--- TO BE DONE ---
Check every line of the entries that follow, and copy the ones containing "MINSA".

--- DATA TO PROCESS ---
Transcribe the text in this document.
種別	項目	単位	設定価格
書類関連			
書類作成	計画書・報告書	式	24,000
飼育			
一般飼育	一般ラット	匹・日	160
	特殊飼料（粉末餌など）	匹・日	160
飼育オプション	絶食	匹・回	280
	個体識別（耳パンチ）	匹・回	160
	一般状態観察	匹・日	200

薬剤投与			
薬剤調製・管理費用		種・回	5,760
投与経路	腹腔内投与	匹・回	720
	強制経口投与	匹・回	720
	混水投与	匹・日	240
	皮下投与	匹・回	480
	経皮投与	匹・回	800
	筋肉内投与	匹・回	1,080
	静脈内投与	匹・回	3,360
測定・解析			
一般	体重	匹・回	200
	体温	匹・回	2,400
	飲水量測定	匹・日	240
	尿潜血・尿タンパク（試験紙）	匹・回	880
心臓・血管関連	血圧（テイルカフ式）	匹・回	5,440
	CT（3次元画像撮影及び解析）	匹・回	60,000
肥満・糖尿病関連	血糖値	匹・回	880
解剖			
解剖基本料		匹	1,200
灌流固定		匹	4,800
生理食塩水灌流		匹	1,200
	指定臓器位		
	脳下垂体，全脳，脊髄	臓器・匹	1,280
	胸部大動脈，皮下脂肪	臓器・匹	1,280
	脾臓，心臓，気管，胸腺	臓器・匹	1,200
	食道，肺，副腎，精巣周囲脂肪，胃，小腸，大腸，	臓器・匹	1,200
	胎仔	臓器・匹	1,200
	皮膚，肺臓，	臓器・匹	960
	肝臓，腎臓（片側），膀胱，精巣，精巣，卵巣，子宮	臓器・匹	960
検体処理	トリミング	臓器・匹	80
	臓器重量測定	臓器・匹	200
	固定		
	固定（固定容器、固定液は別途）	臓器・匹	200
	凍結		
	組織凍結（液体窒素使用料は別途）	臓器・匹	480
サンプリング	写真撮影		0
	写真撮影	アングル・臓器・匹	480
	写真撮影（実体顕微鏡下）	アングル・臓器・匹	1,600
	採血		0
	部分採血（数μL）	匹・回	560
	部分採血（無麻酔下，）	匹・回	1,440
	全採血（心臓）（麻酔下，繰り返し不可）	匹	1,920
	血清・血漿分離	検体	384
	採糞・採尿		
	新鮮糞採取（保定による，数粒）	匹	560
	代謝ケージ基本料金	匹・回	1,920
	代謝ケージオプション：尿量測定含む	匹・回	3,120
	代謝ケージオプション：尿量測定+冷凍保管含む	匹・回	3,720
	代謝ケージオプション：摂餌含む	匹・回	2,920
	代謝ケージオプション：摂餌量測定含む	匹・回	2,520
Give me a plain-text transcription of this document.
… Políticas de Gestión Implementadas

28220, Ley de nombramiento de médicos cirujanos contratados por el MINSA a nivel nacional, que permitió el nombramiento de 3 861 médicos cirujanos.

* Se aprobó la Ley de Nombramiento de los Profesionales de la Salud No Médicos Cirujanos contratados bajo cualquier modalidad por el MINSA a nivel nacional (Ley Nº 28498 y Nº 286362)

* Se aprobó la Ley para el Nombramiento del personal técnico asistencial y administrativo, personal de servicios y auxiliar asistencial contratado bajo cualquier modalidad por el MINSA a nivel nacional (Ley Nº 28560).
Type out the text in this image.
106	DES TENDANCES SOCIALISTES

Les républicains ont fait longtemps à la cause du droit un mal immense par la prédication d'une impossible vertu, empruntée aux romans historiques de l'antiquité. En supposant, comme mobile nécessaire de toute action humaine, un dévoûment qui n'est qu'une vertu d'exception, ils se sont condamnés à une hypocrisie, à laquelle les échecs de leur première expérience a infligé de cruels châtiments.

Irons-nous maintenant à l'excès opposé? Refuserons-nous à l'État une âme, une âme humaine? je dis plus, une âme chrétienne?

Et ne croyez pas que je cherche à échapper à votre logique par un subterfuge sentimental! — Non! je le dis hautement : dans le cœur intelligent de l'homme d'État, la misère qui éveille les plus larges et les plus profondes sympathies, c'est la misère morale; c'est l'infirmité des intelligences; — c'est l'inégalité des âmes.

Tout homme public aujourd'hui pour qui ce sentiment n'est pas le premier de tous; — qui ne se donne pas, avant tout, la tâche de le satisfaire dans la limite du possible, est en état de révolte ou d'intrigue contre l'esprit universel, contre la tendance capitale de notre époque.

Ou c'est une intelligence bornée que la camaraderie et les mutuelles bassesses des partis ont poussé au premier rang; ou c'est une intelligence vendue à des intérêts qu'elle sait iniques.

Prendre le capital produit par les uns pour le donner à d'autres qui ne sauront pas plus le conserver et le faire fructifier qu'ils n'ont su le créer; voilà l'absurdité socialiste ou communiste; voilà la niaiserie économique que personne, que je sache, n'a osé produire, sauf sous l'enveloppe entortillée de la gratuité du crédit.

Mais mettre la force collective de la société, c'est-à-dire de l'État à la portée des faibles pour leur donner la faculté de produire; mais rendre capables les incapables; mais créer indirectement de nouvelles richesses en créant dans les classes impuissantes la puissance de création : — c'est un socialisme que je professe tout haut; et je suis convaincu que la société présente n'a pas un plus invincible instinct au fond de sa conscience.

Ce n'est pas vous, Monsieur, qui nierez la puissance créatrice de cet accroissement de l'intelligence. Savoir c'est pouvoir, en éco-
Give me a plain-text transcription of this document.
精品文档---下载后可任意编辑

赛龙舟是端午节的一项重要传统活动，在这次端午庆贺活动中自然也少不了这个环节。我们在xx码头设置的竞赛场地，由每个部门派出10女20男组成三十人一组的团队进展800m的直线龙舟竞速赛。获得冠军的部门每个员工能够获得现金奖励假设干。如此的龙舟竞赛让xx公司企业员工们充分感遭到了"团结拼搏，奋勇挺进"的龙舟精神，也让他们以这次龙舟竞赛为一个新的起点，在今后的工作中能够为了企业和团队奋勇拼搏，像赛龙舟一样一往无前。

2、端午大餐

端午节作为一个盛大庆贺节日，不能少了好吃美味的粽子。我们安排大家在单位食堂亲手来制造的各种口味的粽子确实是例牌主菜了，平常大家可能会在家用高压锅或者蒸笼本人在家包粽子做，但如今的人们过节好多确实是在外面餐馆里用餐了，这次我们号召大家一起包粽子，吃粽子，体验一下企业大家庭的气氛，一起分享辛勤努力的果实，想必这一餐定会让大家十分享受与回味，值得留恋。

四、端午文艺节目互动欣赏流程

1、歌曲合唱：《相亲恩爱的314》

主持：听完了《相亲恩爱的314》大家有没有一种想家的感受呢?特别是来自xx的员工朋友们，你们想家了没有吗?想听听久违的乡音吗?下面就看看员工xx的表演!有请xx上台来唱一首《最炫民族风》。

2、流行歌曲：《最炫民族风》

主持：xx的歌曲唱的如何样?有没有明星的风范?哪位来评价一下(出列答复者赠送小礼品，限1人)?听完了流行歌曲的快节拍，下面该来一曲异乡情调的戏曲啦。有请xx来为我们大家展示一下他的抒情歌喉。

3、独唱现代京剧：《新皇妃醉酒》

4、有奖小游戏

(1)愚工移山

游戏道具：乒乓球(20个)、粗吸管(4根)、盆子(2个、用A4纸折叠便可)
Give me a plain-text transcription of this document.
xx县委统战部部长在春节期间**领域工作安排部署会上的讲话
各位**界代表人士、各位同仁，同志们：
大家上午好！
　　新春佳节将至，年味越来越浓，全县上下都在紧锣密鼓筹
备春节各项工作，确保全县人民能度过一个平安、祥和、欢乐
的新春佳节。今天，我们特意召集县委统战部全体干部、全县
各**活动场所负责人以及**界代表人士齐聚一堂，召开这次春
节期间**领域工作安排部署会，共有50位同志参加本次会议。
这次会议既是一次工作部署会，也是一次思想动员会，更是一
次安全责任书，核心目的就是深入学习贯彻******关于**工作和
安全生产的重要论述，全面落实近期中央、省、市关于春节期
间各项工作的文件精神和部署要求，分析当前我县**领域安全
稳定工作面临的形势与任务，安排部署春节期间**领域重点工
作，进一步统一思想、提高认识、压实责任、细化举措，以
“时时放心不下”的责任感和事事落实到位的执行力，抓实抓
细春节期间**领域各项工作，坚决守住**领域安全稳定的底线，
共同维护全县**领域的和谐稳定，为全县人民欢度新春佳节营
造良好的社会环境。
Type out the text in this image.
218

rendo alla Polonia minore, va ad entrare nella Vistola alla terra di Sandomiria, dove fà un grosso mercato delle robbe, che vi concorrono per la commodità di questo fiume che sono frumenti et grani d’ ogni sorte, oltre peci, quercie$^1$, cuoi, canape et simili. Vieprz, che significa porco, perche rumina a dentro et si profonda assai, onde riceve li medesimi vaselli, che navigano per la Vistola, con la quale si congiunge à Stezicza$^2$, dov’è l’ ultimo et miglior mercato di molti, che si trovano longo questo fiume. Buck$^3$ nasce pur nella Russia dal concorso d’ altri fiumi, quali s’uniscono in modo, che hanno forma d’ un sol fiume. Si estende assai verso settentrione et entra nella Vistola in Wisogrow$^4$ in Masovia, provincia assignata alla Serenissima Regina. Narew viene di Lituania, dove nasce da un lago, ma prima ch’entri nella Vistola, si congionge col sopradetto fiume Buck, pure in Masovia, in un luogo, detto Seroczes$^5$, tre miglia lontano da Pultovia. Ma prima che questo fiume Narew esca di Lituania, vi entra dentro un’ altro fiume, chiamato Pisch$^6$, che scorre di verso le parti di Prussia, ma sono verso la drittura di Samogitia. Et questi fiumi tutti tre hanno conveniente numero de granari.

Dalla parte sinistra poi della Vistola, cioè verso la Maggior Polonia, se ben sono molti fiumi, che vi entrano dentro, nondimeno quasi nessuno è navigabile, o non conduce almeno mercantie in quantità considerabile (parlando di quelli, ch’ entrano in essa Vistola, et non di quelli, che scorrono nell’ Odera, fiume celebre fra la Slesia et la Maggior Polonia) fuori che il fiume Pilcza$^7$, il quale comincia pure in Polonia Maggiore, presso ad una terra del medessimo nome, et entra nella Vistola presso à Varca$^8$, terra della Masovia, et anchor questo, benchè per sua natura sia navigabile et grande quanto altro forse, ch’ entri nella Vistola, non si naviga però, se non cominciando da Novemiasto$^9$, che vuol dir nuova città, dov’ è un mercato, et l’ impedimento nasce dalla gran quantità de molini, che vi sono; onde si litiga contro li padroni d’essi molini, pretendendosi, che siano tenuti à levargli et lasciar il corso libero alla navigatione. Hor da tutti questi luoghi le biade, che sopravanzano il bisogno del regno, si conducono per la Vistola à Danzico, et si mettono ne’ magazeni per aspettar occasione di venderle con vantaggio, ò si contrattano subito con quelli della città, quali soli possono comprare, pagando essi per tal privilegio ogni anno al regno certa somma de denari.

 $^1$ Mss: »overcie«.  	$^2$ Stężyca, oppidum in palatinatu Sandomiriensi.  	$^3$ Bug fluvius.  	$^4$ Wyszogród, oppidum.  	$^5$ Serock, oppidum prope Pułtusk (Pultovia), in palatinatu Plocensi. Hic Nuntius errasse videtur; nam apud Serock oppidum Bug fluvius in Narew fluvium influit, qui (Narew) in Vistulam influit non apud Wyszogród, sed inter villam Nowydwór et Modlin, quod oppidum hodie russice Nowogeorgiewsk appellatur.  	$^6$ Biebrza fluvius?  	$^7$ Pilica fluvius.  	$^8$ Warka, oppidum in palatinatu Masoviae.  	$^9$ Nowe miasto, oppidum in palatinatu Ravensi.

--- ANSWER FOR THIS EXERCISE ---
28220, Ley de nombramiento de médicos cirujanos contratados por el MINSA a nivel nacional, que permitió el nombramiento de 3 861 médicos cirujanos.
* Se aprobó la Ley de Nombramiento de los Profesionales de la Salud No Médicos Cirujanos contratados bajo cualquier modalidad por el MINSA a nivel nacional (Ley Nº 28498 y Nº 286362)
* Se aprobó la Ley para el Nombramiento del personal técnico asistencial y administrativo, personal de servicios y auxiliar asistencial contratado bajo cualquier modalidad por el MINSA a nivel nacional (Ley Nº 28560).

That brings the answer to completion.